== CONSIGNES ==
1) Selon l'extrait sur le Bon Pasteur, en quelle année est née la plus jeune des anciennes pensionnaires ?
2) Recopiez tout le passage de l'extrait sur le Bon Pasteur, depuis « Elles sont nées » jusqu'à « même récit, glaçant. ».

== EXTRAIT DU DOCUMENT ==
┌──
Pendant des décennies, des jeunes filles ont été confiées à la confrérie religieuse du Bon Pasteur. De retour sur les lieux, des anciennes pensionnaires décrivent dans Mauvaises filles ce qu’elles ont subi

Elles sont nées en 1927, 1940, 1947, 1948, et 1956 pour la plus jeune d’entre elles. Elles ne viennent pas de la même ville, ne se connaissaient pas. Toutes ont subi alors qu’elles étaient mineures, un placement dans un des établissements de la congrégation religieuse du Bon Pasteur : à Angers, Le Mans, le Puy-en-Velay, Bourges, et Orléans. Rebelles, fugueuses, souvent maltraitées, toujours mal aimées, ces « mauvaises filles » ont été confiées par des juges ou des parents défaillants à des religieuses chargées de « soigner » leur âme et de contraindre leur corps. Édith, Éveline, Michèle, Fabienne, Marie-Christine témoignent. La réalisatrice Émérance Dubas accouche leurs paroles longtemps retenues, qui convergent vers un même récit, glaçant. 

Car si elles s’en sont sorties, se sont intégrées dans la société, elles n’ont rien oublié ! La lourde porte qui se ferme sur elles, la violence de l’examen gynécologique régulier, les serviettes hygiéniques comptées, l’odeur écœurante de celles des sœurs qu’elles lavaient, les humiliations… et surtout la terrible détresse affective. Éveline, à fleur de larmes, découvre en ouvrant son dossier devant une assistante sociale que ses parents ont cherché à la faire revenir, alors qu’elle se pensait oubliée, abandonnée. Fabienne raconte comment les filles, affectivement vulnérables et économiquement fragiles, devenaient les proies faciles des proxénètes. La petite-fille de Michèle découvre, éberluée, ce qu’a vécu sa grand mère pourtant « grave cool ».
└──
== DONNÉES ENREGISTRÉES ==
┌──
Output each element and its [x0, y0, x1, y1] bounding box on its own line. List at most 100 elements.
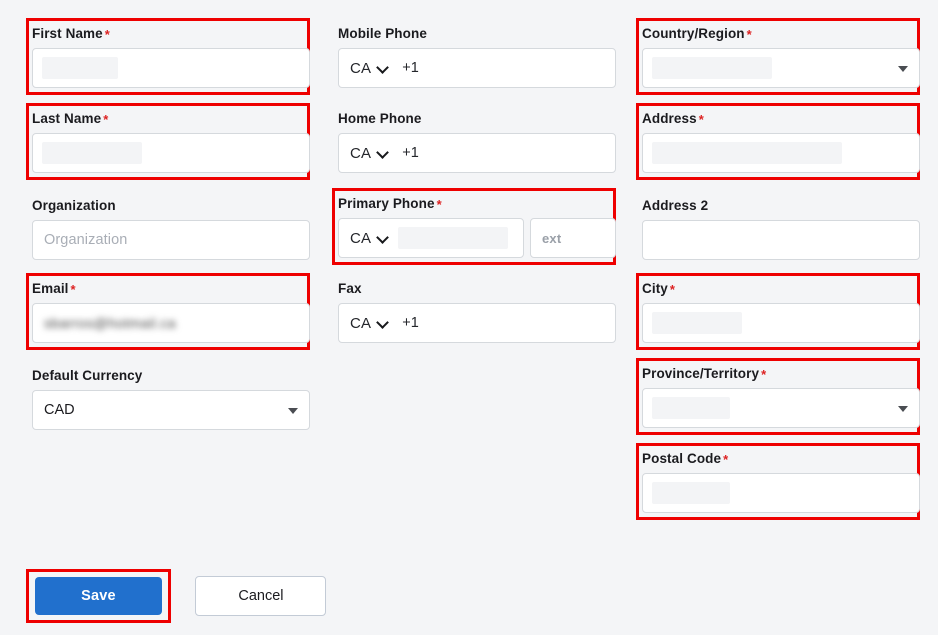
└──
== CORRIGÉ DÉTAILLÉ ==
1) En 1956.

2)
Elles sont nées en 1927, 1940, 1947, 1948, et 1956 pour la plus jeune d’entre elles. Elles ne viennent pas de la même ville, ne se connaissaient pas. Toutes ont subi alors qu’elles étaient mineures, un placement dans un des établissements de la congrégation religieuse du Bon Pasteur : à Angers, Le Mans, le Puy-en-Velay, Bourges, et Orléans. Rebelles, fugueuses, souvent maltraitées, toujours mal aimées, ces « mauvaises filles » ont été confiées par des juges ou des parents défaillants à des religieuses chargées de « soigner » leur âme et de contraindre leur corps. Édith, Éveline, Michèle, Fabienne, Marie-Christine témoignent. La réalisatrice Émérance Dubas accouche leurs paroles longtemps retenues, qui convergent vers un même récit, glaçant.